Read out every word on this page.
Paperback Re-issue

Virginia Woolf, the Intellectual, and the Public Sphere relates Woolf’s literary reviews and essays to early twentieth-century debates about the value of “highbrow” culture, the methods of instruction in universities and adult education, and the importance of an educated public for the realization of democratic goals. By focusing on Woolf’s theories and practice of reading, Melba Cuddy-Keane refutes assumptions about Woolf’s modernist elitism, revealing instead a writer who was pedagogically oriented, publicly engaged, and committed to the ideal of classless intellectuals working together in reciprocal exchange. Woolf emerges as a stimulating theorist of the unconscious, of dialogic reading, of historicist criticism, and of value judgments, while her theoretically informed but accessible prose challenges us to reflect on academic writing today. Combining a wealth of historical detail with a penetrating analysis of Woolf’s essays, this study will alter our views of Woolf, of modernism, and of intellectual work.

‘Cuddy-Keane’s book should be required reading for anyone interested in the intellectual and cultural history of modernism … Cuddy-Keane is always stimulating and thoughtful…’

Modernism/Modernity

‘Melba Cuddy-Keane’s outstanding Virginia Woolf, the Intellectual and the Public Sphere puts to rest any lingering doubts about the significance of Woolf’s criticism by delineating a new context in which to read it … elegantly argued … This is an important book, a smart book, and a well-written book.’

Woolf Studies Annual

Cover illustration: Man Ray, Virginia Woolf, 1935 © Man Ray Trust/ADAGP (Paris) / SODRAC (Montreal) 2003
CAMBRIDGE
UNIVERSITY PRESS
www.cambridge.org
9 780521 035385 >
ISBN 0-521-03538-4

^^^^^^^^

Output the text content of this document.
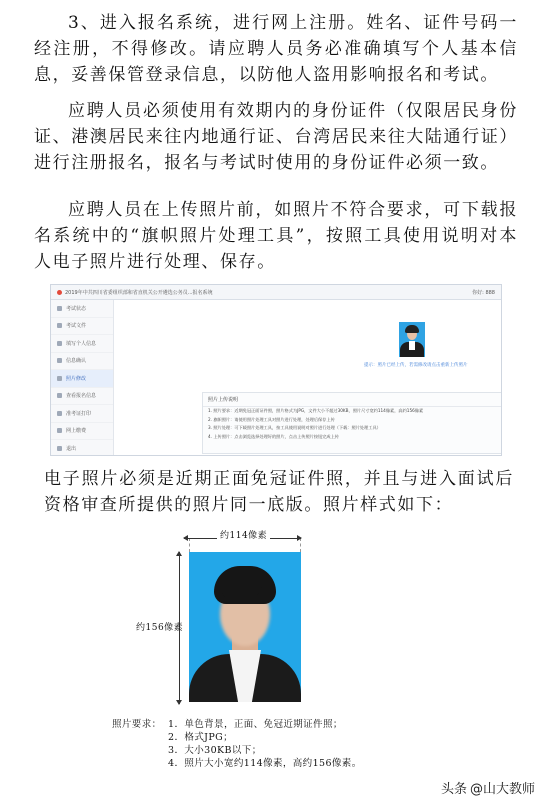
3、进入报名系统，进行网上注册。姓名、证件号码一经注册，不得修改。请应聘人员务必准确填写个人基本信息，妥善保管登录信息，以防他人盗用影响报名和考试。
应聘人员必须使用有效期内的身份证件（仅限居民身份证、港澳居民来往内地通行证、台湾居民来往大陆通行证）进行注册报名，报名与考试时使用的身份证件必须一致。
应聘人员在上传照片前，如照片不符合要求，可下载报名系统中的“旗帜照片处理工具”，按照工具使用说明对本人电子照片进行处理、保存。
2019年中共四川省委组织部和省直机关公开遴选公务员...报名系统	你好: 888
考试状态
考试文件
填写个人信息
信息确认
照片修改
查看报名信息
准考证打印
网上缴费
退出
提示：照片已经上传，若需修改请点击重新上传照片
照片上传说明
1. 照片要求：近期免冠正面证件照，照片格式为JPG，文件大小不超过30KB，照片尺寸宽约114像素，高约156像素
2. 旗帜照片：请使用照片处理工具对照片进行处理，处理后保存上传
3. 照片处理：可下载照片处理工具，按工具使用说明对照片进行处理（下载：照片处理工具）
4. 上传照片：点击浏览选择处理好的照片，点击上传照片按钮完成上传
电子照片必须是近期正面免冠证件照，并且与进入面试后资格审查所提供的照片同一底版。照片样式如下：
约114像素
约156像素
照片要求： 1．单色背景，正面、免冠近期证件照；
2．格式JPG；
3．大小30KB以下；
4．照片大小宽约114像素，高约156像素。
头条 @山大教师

^^^^^^^^

**REQUIREMENTS**
Every line of the listing that holds "照片要求" should be found and copied.

**EXPECTED OUTPUT**
1. 照片要求：近期免冠正面证件照，照片格式为JPG，文件大小不超过30KB，照片尺寸宽约114像素，高约156像素
照片要求： 1．单色背景，正面、免冠近期证件照；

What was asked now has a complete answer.